• _Excerpted data_
---------------

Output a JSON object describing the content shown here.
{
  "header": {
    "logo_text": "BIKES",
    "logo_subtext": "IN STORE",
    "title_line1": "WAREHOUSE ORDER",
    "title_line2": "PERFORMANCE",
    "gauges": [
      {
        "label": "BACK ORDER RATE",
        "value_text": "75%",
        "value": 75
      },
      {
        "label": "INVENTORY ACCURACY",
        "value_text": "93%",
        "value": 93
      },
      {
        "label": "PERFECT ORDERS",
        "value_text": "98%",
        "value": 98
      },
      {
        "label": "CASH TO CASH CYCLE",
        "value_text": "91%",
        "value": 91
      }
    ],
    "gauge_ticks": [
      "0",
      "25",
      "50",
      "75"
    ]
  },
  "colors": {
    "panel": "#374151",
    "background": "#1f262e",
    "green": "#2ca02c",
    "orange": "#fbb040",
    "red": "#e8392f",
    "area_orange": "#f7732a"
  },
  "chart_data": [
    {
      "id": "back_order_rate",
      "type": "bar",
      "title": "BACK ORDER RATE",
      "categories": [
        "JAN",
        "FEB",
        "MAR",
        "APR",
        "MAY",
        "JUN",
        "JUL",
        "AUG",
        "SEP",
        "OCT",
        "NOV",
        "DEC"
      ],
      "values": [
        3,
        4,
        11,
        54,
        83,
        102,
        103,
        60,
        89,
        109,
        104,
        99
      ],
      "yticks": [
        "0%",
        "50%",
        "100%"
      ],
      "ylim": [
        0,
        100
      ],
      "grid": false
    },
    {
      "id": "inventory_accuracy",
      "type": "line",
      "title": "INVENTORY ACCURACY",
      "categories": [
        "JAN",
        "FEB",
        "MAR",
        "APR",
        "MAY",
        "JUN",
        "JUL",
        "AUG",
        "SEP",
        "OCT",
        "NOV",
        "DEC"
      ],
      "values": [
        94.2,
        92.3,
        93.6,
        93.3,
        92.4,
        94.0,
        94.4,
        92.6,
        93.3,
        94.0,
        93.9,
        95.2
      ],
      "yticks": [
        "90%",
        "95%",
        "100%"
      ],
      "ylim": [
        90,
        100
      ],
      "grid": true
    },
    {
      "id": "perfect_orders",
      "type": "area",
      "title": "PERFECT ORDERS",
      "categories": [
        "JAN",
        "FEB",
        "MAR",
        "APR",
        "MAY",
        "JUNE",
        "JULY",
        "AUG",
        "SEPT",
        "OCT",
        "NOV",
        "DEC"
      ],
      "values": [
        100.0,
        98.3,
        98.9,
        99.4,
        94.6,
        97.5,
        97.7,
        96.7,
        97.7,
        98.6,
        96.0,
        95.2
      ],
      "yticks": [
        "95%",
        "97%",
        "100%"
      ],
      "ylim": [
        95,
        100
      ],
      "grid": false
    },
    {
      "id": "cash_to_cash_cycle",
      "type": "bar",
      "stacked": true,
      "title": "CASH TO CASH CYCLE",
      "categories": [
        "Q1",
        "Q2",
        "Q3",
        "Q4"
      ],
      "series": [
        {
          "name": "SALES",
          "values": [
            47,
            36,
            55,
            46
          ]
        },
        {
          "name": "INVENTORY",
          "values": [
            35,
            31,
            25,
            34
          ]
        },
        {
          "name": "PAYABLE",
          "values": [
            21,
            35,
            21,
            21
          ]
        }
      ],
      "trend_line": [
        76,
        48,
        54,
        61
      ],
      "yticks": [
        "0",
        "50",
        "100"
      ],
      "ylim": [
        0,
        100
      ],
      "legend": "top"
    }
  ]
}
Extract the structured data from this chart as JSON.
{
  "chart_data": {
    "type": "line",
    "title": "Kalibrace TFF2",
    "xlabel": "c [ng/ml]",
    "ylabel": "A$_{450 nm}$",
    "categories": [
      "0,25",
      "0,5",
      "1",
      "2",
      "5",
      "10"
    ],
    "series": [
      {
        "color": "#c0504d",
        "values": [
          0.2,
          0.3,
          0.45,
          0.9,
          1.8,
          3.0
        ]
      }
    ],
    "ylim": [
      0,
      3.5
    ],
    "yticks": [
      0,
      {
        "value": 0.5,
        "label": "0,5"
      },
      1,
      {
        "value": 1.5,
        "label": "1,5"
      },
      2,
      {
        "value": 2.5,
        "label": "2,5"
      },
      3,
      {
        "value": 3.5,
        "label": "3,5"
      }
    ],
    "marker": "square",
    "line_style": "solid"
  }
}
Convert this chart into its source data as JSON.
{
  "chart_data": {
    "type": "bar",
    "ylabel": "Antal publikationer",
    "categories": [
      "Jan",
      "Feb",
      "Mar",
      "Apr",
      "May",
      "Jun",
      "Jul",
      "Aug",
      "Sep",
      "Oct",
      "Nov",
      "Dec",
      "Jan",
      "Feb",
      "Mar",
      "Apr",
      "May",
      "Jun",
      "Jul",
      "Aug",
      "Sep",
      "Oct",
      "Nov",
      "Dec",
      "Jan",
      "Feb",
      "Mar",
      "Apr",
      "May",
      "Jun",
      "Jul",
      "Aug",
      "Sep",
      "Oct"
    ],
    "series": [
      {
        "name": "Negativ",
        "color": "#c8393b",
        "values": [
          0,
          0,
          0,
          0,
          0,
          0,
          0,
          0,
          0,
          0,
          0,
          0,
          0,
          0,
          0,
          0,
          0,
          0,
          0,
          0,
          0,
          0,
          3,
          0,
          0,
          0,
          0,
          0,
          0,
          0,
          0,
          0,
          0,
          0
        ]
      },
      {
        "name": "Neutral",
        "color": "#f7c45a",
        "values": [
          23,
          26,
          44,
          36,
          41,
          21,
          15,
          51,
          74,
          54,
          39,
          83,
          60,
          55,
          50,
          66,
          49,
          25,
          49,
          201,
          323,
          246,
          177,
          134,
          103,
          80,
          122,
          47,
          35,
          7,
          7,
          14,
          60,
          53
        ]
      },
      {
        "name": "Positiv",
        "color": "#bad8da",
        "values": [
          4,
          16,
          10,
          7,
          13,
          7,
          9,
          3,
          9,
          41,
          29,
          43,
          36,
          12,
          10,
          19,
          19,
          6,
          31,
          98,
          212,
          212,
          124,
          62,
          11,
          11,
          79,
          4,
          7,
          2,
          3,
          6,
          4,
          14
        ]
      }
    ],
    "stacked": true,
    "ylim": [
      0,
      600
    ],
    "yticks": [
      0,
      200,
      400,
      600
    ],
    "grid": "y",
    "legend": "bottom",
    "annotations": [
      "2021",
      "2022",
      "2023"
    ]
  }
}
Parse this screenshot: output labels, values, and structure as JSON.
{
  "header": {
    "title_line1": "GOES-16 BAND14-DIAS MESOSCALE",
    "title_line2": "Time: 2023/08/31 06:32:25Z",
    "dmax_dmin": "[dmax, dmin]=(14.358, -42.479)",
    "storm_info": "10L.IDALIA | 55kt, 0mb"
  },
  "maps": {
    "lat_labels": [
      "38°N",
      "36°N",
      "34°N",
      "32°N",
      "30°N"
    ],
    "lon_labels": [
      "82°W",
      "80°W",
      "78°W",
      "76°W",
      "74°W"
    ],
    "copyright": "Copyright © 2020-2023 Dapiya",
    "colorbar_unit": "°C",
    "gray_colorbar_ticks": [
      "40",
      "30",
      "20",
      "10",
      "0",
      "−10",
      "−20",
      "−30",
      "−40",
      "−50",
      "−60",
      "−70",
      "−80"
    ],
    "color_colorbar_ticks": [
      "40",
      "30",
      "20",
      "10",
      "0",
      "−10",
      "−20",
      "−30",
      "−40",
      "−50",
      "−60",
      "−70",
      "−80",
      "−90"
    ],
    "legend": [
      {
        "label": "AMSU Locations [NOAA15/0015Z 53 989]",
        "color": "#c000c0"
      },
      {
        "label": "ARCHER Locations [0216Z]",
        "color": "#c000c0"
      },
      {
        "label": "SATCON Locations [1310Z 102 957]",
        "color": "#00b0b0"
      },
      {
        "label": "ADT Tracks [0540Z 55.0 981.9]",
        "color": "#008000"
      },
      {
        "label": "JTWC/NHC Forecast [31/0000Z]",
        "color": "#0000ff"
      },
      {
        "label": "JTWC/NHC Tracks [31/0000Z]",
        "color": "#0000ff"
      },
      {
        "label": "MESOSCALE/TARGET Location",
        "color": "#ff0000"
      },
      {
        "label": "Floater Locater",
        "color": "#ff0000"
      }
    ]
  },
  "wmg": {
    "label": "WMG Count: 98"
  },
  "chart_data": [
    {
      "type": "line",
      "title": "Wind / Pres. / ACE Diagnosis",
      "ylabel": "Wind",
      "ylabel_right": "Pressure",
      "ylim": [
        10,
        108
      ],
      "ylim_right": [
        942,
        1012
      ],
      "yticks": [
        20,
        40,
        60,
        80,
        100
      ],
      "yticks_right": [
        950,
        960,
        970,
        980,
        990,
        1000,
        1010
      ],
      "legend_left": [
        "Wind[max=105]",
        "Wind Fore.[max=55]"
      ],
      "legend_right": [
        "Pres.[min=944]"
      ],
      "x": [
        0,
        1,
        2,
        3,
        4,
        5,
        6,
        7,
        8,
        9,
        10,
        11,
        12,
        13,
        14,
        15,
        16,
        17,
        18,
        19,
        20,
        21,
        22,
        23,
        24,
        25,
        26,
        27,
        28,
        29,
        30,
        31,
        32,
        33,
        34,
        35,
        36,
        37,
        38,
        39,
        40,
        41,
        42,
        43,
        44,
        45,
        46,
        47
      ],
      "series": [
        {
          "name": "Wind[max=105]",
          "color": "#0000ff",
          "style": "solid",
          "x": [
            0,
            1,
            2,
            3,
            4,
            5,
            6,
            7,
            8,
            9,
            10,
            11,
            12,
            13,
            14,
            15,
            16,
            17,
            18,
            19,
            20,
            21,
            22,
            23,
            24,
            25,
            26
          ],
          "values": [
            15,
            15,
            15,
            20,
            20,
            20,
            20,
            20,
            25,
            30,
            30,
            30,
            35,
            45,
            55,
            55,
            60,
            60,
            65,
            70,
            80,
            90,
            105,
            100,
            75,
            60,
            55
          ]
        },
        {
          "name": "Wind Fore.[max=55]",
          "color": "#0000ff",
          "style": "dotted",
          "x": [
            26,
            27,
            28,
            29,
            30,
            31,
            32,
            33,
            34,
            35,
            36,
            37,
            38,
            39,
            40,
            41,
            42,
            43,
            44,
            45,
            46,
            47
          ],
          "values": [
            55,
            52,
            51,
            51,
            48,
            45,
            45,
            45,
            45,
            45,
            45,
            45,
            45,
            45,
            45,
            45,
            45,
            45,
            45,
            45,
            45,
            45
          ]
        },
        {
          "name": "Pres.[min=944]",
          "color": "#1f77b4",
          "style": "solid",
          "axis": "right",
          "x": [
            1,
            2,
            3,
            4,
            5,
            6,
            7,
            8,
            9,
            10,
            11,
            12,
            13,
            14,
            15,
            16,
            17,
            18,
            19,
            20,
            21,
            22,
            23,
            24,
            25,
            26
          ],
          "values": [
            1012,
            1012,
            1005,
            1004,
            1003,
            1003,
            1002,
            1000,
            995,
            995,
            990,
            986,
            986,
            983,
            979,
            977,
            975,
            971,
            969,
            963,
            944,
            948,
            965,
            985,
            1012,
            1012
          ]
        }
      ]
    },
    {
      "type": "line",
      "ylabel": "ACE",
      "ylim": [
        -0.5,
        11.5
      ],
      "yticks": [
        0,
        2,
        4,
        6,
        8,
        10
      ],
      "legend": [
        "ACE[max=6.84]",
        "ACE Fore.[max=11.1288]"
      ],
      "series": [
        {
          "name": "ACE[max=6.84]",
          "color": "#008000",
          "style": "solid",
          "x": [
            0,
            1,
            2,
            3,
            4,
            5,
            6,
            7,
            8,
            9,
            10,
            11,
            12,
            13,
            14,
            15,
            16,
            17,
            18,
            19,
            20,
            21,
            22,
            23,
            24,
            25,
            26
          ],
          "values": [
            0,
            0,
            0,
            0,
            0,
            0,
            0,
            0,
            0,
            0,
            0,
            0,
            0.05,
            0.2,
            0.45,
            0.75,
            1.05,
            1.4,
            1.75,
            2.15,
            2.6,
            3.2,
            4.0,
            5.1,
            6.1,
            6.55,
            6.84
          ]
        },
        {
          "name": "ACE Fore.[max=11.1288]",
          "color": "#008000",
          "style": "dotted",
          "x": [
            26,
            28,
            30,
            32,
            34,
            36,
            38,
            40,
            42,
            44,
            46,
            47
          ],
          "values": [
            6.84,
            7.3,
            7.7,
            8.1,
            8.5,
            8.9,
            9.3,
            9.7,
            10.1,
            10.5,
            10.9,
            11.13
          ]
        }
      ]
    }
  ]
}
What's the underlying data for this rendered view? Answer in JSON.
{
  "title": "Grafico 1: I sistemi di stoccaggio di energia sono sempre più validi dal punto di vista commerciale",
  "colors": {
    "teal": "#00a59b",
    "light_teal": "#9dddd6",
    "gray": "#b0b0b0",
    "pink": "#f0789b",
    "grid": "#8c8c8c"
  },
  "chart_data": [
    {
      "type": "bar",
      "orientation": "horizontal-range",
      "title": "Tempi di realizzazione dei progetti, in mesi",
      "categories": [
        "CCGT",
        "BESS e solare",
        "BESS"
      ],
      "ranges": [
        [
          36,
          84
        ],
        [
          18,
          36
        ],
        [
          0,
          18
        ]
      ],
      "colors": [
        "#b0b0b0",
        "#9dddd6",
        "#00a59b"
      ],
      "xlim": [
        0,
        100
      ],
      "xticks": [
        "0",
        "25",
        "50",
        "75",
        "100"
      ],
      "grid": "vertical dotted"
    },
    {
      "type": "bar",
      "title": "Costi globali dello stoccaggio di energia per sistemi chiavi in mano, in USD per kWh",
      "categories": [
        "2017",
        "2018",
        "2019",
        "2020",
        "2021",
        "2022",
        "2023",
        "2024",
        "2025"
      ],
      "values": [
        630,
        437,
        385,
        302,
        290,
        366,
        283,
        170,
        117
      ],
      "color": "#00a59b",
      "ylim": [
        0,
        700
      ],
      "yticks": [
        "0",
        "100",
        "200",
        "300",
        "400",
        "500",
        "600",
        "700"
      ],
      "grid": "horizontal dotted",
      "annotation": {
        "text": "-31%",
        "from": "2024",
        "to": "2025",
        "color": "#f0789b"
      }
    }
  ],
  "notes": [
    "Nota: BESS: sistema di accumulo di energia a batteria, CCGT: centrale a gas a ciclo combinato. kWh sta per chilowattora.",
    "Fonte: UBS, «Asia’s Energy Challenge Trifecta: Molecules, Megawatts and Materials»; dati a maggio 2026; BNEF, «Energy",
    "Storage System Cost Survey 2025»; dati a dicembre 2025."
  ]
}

---------------

Copy all lines from the data that hold the word "this".

• _Complete answer_
Extract the structured data from this chart as JSON.
Convert this chart into its source data as JSON.
Parse this screenshot: output labels, values, and structure as JSON.
What's the underlying data for this rendered view? Answer in JSON.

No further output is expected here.